■ **Work required**
From the entries below, pull out each line where "image" appears.

(Data excerpts)
---+---

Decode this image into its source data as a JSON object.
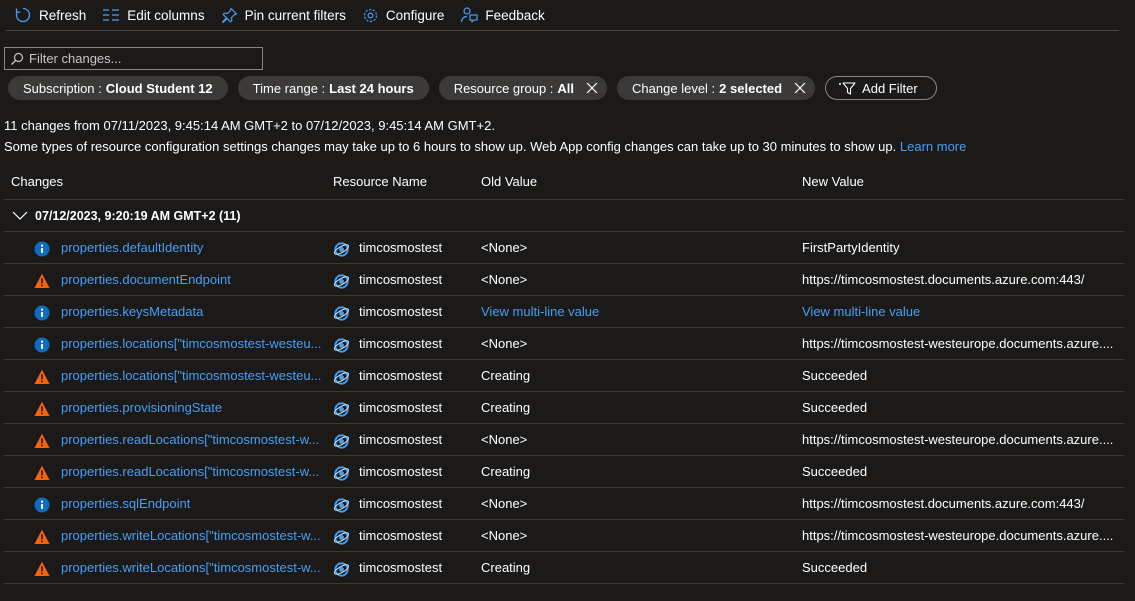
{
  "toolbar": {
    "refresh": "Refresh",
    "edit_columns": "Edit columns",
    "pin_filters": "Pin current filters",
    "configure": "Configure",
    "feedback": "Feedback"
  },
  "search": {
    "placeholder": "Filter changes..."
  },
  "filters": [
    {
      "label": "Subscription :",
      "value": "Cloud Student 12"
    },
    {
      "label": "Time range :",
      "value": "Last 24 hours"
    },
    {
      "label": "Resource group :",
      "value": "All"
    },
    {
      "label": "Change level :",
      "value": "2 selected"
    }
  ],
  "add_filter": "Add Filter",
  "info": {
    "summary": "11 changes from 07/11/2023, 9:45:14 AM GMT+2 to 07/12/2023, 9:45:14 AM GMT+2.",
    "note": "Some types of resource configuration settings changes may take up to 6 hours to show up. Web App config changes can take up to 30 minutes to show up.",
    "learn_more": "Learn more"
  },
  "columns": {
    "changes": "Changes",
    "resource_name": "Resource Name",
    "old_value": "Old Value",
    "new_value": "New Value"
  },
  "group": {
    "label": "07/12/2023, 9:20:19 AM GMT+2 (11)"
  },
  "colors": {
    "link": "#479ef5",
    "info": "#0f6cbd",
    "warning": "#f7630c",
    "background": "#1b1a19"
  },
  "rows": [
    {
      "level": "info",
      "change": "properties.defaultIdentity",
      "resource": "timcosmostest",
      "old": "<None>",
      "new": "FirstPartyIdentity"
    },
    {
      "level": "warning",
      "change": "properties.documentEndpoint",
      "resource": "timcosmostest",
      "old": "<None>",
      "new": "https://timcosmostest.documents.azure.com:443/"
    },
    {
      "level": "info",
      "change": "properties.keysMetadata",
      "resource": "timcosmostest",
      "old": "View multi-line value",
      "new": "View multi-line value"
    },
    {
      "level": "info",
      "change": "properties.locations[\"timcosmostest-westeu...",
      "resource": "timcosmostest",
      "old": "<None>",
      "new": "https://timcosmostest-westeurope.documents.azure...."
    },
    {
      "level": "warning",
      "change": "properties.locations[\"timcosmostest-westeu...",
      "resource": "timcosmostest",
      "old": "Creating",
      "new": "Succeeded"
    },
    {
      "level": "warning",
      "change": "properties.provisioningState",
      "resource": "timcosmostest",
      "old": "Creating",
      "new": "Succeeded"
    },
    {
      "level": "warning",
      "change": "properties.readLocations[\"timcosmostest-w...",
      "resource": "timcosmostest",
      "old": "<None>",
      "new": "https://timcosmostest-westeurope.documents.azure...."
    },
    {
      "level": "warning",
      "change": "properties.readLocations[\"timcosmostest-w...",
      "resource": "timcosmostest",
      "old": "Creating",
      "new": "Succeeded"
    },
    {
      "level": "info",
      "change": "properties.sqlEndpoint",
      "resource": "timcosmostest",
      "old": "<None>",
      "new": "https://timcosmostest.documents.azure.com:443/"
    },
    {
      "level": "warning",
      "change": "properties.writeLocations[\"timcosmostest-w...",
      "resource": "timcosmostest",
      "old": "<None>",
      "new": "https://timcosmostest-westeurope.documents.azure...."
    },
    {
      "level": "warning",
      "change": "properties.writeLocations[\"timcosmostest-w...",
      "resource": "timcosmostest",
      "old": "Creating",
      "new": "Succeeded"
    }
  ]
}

---+---

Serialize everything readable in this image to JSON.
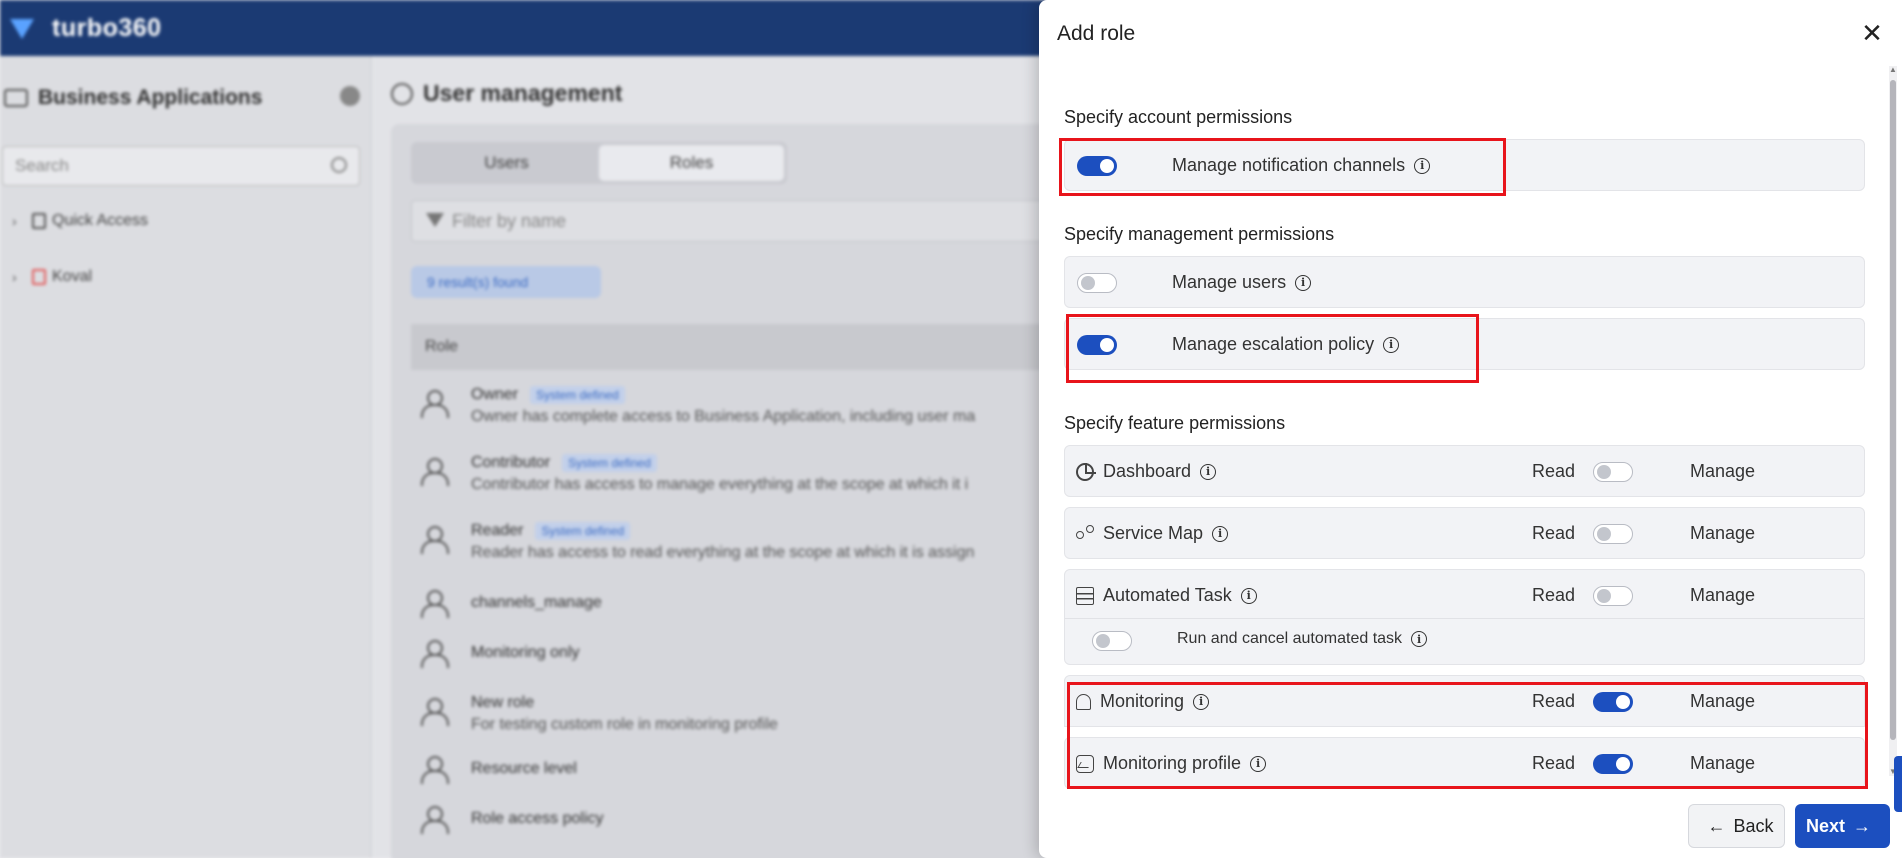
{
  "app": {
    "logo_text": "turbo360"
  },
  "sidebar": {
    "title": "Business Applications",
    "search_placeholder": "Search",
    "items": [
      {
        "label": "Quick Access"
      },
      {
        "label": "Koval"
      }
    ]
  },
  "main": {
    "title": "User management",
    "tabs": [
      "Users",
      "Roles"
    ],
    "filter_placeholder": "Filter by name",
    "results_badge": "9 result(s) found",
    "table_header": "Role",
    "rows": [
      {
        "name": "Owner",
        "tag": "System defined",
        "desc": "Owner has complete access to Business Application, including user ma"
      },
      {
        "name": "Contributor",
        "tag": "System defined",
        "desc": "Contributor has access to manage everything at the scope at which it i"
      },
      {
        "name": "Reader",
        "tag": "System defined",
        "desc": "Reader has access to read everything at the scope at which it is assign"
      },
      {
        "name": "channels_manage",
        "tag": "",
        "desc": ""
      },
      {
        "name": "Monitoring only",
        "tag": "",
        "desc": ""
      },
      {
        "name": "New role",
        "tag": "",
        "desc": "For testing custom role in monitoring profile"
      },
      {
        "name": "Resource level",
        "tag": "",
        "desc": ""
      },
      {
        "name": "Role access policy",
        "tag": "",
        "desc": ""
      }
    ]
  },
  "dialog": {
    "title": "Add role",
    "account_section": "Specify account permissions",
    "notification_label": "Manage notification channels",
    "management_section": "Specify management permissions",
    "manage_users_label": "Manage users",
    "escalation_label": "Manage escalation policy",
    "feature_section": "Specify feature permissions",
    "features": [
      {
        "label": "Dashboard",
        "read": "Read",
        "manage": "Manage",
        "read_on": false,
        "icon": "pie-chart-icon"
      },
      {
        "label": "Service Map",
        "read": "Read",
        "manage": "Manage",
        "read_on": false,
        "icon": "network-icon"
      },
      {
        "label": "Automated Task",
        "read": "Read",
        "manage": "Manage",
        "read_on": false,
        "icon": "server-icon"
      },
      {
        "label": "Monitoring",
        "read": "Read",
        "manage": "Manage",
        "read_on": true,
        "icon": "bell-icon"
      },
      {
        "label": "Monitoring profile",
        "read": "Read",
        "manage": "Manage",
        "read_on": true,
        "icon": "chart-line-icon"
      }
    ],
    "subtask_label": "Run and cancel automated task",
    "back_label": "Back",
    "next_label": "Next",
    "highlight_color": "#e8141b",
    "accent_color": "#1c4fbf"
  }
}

---+---

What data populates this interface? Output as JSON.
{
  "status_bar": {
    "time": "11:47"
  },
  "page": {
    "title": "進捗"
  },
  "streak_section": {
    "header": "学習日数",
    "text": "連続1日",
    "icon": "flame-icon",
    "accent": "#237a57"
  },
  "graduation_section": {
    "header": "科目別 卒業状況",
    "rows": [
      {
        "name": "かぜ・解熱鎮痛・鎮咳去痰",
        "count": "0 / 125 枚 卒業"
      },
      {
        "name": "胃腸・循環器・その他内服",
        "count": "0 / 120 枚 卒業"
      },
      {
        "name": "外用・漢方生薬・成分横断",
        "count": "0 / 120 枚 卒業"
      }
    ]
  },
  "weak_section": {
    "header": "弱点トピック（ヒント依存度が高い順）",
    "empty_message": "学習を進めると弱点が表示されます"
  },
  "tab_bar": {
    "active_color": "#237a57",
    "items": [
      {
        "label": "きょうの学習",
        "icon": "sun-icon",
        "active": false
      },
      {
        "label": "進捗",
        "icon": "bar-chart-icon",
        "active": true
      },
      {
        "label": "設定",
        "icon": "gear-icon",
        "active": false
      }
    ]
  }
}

---+---

■ **Answer to the task**
Decode this image into its source data as a JSON object.
Serialize everything readable in this image to JSON.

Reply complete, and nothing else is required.